• [Input data]
· · · ·

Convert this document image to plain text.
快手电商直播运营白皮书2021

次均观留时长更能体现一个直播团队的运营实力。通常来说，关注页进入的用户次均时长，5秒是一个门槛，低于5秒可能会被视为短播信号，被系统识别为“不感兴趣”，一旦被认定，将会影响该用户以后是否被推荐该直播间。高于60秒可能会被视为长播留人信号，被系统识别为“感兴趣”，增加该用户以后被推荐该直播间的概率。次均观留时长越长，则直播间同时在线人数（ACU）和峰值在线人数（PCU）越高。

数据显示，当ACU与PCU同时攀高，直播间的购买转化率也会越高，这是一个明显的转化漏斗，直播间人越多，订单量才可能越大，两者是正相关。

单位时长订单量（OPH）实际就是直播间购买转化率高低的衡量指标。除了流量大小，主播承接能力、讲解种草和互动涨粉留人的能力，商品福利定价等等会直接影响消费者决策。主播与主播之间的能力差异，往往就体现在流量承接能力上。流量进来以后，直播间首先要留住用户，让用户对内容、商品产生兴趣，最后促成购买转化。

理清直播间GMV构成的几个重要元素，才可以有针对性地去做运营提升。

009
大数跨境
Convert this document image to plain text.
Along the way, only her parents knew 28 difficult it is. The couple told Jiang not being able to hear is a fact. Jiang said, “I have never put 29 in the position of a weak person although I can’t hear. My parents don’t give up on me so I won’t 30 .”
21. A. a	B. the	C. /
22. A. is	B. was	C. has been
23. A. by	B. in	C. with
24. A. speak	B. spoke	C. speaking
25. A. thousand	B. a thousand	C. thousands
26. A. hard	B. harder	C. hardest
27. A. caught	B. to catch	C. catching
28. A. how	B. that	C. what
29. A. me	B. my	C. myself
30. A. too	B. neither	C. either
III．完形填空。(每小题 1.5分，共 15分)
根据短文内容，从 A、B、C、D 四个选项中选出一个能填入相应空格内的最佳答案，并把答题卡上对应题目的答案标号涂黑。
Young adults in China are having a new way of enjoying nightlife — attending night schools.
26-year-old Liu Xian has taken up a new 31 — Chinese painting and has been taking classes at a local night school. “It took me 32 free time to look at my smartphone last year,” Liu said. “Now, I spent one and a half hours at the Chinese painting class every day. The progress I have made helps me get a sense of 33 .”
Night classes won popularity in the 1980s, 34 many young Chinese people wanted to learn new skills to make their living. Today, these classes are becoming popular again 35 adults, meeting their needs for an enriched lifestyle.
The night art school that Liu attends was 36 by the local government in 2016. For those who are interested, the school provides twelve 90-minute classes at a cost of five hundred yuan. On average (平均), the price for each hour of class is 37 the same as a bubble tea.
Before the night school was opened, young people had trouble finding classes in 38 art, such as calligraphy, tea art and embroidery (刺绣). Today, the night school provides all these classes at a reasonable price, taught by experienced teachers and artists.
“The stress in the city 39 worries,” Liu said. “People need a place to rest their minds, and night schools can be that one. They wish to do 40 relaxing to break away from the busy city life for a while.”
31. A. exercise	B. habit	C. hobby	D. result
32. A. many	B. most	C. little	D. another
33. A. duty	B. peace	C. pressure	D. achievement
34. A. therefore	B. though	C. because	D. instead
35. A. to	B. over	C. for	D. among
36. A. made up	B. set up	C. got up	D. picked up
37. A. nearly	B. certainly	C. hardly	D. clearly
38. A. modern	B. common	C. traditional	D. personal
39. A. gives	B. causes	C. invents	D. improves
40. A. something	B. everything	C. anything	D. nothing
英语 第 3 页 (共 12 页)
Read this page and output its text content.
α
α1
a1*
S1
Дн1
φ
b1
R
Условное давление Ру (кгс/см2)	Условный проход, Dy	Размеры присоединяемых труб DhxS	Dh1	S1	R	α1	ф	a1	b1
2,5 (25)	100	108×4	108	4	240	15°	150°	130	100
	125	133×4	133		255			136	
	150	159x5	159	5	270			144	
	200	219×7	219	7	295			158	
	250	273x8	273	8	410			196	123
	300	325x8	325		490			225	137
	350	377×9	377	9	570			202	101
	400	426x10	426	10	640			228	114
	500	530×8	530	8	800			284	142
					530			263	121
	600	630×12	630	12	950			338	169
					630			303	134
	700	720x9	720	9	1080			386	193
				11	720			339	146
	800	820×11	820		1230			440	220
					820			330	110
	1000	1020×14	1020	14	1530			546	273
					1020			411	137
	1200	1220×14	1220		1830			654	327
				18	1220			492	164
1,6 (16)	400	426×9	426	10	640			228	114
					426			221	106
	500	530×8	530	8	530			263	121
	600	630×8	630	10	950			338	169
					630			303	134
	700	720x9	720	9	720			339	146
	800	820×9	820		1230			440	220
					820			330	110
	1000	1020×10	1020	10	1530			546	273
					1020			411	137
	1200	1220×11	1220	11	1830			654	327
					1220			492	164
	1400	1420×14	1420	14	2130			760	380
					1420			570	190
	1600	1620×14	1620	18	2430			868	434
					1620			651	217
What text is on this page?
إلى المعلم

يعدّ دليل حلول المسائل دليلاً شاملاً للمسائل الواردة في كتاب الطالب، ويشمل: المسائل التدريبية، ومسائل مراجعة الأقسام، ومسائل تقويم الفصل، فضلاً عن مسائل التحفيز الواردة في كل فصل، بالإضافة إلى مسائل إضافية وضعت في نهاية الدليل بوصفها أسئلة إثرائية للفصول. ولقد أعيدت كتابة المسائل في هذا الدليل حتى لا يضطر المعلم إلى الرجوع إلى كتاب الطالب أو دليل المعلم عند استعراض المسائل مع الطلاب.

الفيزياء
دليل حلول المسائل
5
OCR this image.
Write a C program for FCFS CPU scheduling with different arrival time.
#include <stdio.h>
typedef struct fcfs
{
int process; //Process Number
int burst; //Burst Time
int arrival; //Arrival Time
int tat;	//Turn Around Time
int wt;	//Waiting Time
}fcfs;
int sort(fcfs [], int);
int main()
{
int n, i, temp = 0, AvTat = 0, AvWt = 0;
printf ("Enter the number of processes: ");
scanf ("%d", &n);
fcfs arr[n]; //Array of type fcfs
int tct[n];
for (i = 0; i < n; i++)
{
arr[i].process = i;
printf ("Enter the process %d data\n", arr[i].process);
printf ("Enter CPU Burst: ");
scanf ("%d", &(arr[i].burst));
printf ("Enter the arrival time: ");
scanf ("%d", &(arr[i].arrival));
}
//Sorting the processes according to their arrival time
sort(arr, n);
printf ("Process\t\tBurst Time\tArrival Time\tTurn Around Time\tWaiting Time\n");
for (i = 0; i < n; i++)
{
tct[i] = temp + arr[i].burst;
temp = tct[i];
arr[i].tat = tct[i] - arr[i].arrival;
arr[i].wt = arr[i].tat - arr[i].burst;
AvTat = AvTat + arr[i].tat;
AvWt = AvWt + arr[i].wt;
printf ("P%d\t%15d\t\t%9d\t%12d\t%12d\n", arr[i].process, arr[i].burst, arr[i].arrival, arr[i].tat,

· · · ·

• [Written request] All lines from the one containing "What text is on this page?" through the end of the records, both ends included, are to be quoted exactly; please add nothing else.

• [Answer to the exercise]
What text is on this page?
إلى المعلم

يعدّ دليل حلول المسائل دليلاً شاملاً للمسائل الواردة في كتاب الطالب، ويشمل: المسائل التدريبية، ومسائل مراجعة الأقسام، ومسائل تقويم الفصل، فضلاً عن مسائل التحفيز الواردة في كل فصل، بالإضافة إلى مسائل إضافية وضعت في نهاية الدليل بوصفها أسئلة إثرائية للفصول. ولقد أعيدت كتابة المسائل في هذا الدليل حتى لا يضطر المعلم إلى الرجوع إلى كتاب الطالب أو دليل المعلم عند استعراض المسائل مع الطلاب.

الفيزياء
دليل حلول المسائل
5
OCR this image.
Write a C program for FCFS CPU scheduling with different arrival time.
#include <stdio.h>
typedef struct fcfs
{
int process; //Process Number
int burst; //Burst Time
int arrival; //Arrival Time
int tat;	//Turn Around Time
int wt;	//Waiting Time
}fcfs;
int sort(fcfs [], int);
int main()
{
int n, i, temp = 0, AvTat = 0, AvWt = 0;
printf ("Enter the number of processes: ");
scanf ("%d", &n);
fcfs arr[n]; //Array of type fcfs
int tct[n];
for (i = 0; i < n; i++)
{
arr[i].process = i;
printf ("Enter the process %d data\n", arr[i].process);
printf ("Enter CPU Burst: ");
scanf ("%d", &(arr[i].burst));
printf ("Enter the arrival time: ");
scanf ("%d", &(arr[i].arrival));
}
//Sorting the processes according to their arrival time
sort(arr, n);
printf ("Process\t\tBurst Time\tArrival Time\tTurn Around Time\tWaiting Time\n");
for (i = 0; i < n; i++)
{
tct[i] = temp + arr[i].burst;
temp = tct[i];
arr[i].tat = tct[i] - arr[i].arrival;
arr[i].wt = arr[i].tat - arr[i].burst;
AvTat = AvTat + arr[i].tat;
AvWt = AvWt + arr[i].wt;
printf ("P%d\t%15d\t\t%9d\t%12d\t%12d\n", arr[i].process, arr[i].burst, arr[i].arrival, arr[i].tat,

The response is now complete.